• CHALLENGE: Exactly repeat all the records below, omitting the images they hold.

• AVAILABLE RECORDS:
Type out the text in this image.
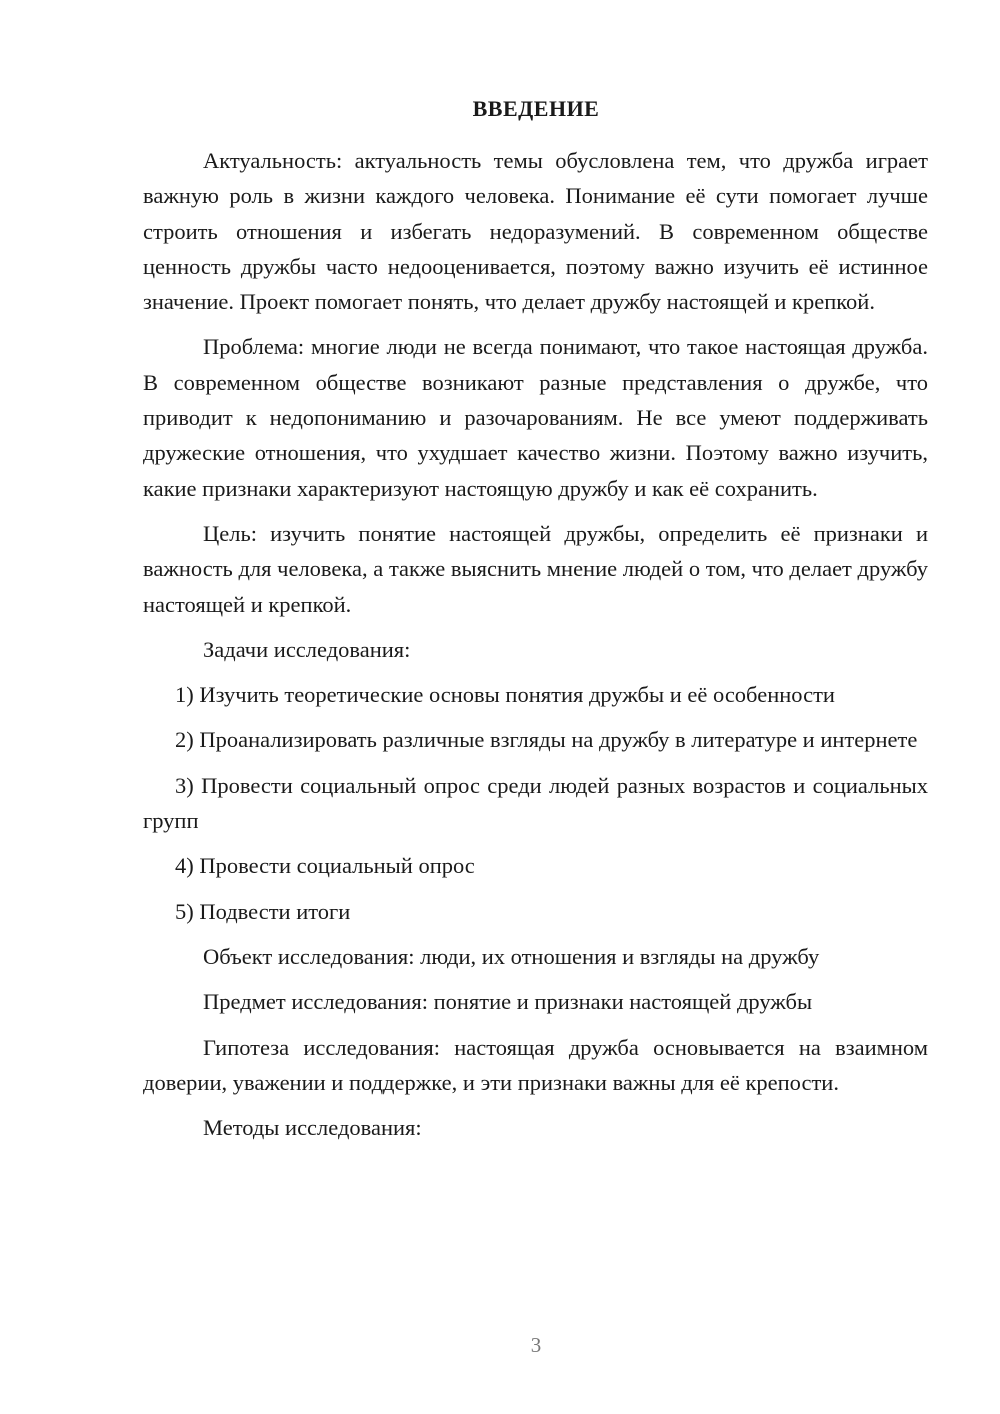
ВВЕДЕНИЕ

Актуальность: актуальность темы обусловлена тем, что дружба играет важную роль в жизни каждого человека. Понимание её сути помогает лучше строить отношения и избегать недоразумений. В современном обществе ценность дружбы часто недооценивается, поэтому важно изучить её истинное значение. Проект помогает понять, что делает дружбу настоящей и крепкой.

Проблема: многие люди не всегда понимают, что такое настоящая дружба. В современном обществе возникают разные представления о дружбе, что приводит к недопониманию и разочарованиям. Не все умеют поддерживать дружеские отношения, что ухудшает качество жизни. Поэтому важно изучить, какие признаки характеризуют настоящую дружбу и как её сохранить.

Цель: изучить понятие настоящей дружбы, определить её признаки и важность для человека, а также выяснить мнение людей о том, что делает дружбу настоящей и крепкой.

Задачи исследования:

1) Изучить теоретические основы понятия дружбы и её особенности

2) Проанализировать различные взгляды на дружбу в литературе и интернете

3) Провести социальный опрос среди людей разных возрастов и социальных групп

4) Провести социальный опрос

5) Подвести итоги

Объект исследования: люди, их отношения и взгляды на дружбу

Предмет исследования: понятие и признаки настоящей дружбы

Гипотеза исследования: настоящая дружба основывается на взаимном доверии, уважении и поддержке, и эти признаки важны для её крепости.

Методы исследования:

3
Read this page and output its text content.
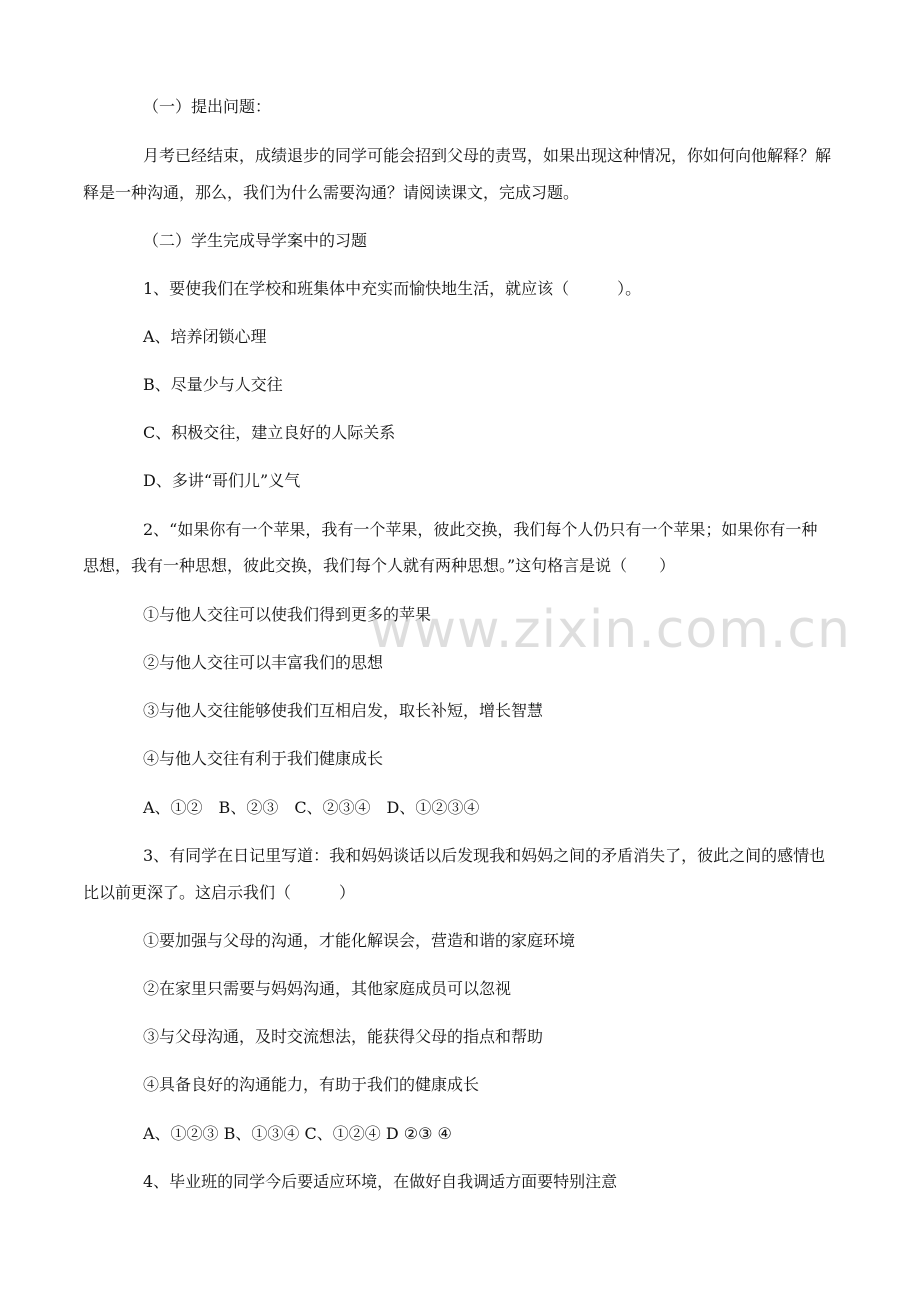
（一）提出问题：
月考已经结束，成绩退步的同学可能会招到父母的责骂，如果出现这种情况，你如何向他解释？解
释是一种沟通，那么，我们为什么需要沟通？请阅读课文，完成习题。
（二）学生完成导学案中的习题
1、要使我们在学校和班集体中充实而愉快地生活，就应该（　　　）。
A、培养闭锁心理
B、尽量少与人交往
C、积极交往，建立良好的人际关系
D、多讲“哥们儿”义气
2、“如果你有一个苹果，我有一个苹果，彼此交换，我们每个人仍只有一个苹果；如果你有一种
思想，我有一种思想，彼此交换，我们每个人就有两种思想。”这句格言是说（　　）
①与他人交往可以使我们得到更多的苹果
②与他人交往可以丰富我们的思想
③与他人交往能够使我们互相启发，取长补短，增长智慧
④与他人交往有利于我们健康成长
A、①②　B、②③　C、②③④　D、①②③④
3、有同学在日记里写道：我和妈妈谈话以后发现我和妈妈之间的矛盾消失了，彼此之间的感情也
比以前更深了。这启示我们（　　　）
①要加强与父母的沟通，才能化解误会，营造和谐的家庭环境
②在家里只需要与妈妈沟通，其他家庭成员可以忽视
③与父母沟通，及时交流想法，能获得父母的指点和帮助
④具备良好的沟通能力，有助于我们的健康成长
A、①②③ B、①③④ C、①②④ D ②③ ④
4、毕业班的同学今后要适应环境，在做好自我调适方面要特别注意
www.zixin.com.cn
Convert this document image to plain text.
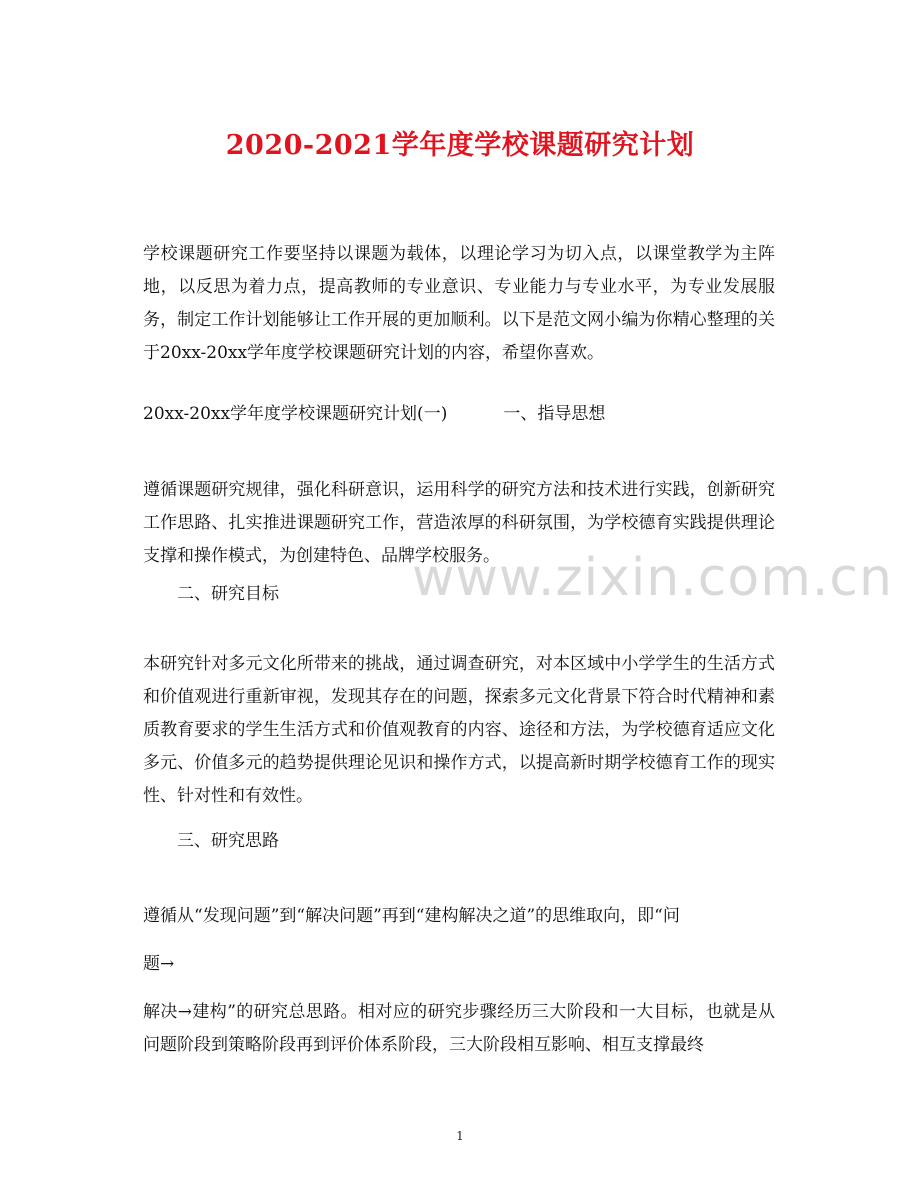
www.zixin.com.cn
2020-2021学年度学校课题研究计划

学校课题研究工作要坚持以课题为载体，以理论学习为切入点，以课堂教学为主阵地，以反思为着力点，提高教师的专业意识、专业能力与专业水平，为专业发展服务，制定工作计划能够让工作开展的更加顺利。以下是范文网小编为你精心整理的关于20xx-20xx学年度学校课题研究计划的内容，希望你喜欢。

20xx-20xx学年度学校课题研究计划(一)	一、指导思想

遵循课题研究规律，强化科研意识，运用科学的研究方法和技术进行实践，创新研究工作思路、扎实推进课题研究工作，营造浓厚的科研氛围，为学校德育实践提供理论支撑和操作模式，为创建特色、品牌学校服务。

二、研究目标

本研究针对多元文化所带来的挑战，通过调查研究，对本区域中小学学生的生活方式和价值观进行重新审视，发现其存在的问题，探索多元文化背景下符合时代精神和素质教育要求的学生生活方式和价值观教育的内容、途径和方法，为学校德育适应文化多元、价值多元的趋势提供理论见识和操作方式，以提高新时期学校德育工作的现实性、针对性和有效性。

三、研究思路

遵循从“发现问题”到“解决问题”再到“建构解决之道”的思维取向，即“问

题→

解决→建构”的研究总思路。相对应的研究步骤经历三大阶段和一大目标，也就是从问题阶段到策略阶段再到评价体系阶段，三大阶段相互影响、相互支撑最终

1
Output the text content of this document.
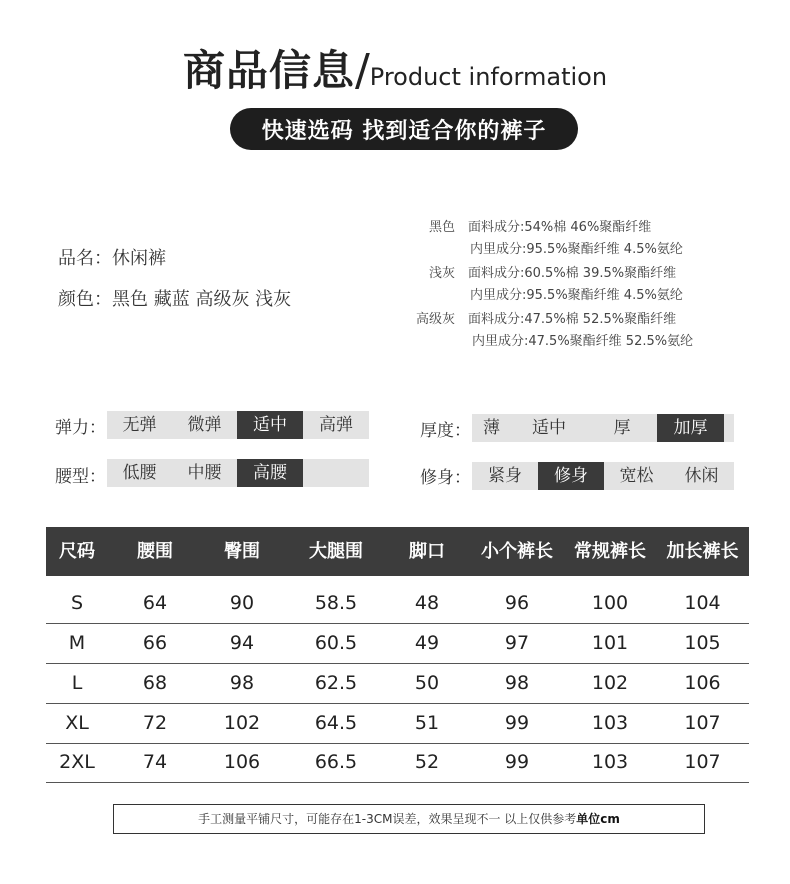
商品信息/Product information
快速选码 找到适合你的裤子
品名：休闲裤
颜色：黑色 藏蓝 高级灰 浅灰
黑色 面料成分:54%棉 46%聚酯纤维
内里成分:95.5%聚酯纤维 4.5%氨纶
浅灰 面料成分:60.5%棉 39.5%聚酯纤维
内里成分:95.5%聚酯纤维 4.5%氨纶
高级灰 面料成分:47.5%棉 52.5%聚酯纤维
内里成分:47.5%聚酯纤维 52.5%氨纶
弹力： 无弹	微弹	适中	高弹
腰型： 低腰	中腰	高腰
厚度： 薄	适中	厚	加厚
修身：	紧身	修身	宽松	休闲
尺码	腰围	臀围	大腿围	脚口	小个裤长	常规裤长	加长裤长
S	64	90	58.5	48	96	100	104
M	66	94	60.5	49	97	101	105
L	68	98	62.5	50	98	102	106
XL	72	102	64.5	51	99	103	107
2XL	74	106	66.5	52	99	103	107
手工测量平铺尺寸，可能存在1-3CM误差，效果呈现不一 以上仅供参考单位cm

• WRITTEN REPLY:
Type out the text in this image.
ВВЕДЕНИЕ

Актуальность: актуальность темы обусловлена тем, что дружба играет важную роль в жизни каждого человека. Понимание её сути помогает лучше строить отношения и избегать недоразумений. В современном обществе ценность дружбы часто недооценивается, поэтому важно изучить её истинное значение. Проект помогает понять, что делает дружбу настоящей и крепкой.

Проблема: многие люди не всегда понимают, что такое настоящая дружба. В современном обществе возникают разные представления о дружбе, что приводит к недопониманию и разочарованиям. Не все умеют поддерживать дружеские отношения, что ухудшает качество жизни. Поэтому важно изучить, какие признаки характеризуют настоящую дружбу и как её сохранить.

Цель: изучить понятие настоящей дружбы, определить её признаки и важность для человека, а также выяснить мнение людей о том, что делает дружбу настоящей и крепкой.

Задачи исследования:

1) Изучить теоретические основы понятия дружбы и её особенности

2) Проанализировать различные взгляды на дружбу в литературе и интернете

3) Провести социальный опрос среди людей разных возрастов и социальных групп

4) Провести социальный опрос

5) Подвести итоги

Объект исследования: люди, их отношения и взгляды на дружбу

Предмет исследования: понятие и признаки настоящей дружбы

Гипотеза исследования: настоящая дружба основывается на взаимном доверии, уважении и поддержке, и эти признаки важны для её крепости.

Методы исследования:

3
Read this page and output its text content.
（一）提出问题：
月考已经结束，成绩退步的同学可能会招到父母的责骂，如果出现这种情况，你如何向他解释？解
释是一种沟通，那么，我们为什么需要沟通？请阅读课文，完成习题。
（二）学生完成导学案中的习题
1、要使我们在学校和班集体中充实而愉快地生活，就应该（　　　）。
A、培养闭锁心理
B、尽量少与人交往
C、积极交往，建立良好的人际关系
D、多讲“哥们儿”义气
2、“如果你有一个苹果，我有一个苹果，彼此交换，我们每个人仍只有一个苹果；如果你有一种
思想，我有一种思想，彼此交换，我们每个人就有两种思想。”这句格言是说（　　）
①与他人交往可以使我们得到更多的苹果
②与他人交往可以丰富我们的思想
③与他人交往能够使我们互相启发，取长补短，增长智慧
④与他人交往有利于我们健康成长
A、①②　B、②③　C、②③④　D、①②③④
3、有同学在日记里写道：我和妈妈谈话以后发现我和妈妈之间的矛盾消失了，彼此之间的感情也
比以前更深了。这启示我们（　　　）
①要加强与父母的沟通，才能化解误会，营造和谐的家庭环境
②在家里只需要与妈妈沟通，其他家庭成员可以忽视
③与父母沟通，及时交流想法，能获得父母的指点和帮助
④具备良好的沟通能力，有助于我们的健康成长
A、①②③ B、①③④ C、①②④ D ②③ ④
4、毕业班的同学今后要适应环境，在做好自我调适方面要特别注意
www.zixin.com.cn
Convert this document image to plain text.
www.zixin.com.cn
2020-2021学年度学校课题研究计划

学校课题研究工作要坚持以课题为载体，以理论学习为切入点，以课堂教学为主阵地，以反思为着力点，提高教师的专业意识、专业能力与专业水平，为专业发展服务，制定工作计划能够让工作开展的更加顺利。以下是范文网小编为你精心整理的关于20xx-20xx学年度学校课题研究计划的内容，希望你喜欢。

20xx-20xx学年度学校课题研究计划(一)	一、指导思想

遵循课题研究规律，强化科研意识，运用科学的研究方法和技术进行实践，创新研究工作思路、扎实推进课题研究工作，营造浓厚的科研氛围，为学校德育实践提供理论支撑和操作模式，为创建特色、品牌学校服务。

二、研究目标

本研究针对多元文化所带来的挑战，通过调查研究，对本区域中小学学生的生活方式和价值观进行重新审视，发现其存在的问题，探索多元文化背景下符合时代精神和素质教育要求的学生生活方式和价值观教育的内容、途径和方法，为学校德育适应文化多元、价值多元的趋势提供理论见识和操作方式，以提高新时期学校德育工作的现实性、针对性和有效性。

三、研究思路

遵循从“发现问题”到“解决问题”再到“建构解决之道”的思维取向，即“问

题→

解决→建构”的研究总思路。相对应的研究步骤经历三大阶段和一大目标，也就是从问题阶段到策略阶段再到评价体系阶段，三大阶段相互影响、相互支撑最终

1
Output the text content of this document.
商品信息/Product information
快速选码 找到适合你的裤子
品名：休闲裤
颜色：黑色 藏蓝 高级灰 浅灰
黑色 面料成分:54%棉 46%聚酯纤维
内里成分:95.5%聚酯纤维 4.5%氨纶
浅灰 面料成分:60.5%棉 39.5%聚酯纤维
内里成分:95.5%聚酯纤维 4.5%氨纶
高级灰 面料成分:47.5%棉 52.5%聚酯纤维
内里成分:47.5%聚酯纤维 52.5%氨纶
弹力： 无弹	微弹	适中	高弹
腰型： 低腰	中腰	高腰
厚度： 薄	适中	厚	加厚
修身：	紧身	修身	宽松	休闲
尺码	腰围	臀围	大腿围	脚口	小个裤长	常规裤长	加长裤长
S	64	90	58.5	48	96	100	104
M	66	94	60.5	49	97	101	105
L	68	98	62.5	50	98	102	106
XL	72	102	64.5	51	99	103	107
2XL	74	106	66.5	52	99	103	107
手工测量平铺尺寸，可能存在1-3CM误差，效果呈现不一 以上仅供参考单位cm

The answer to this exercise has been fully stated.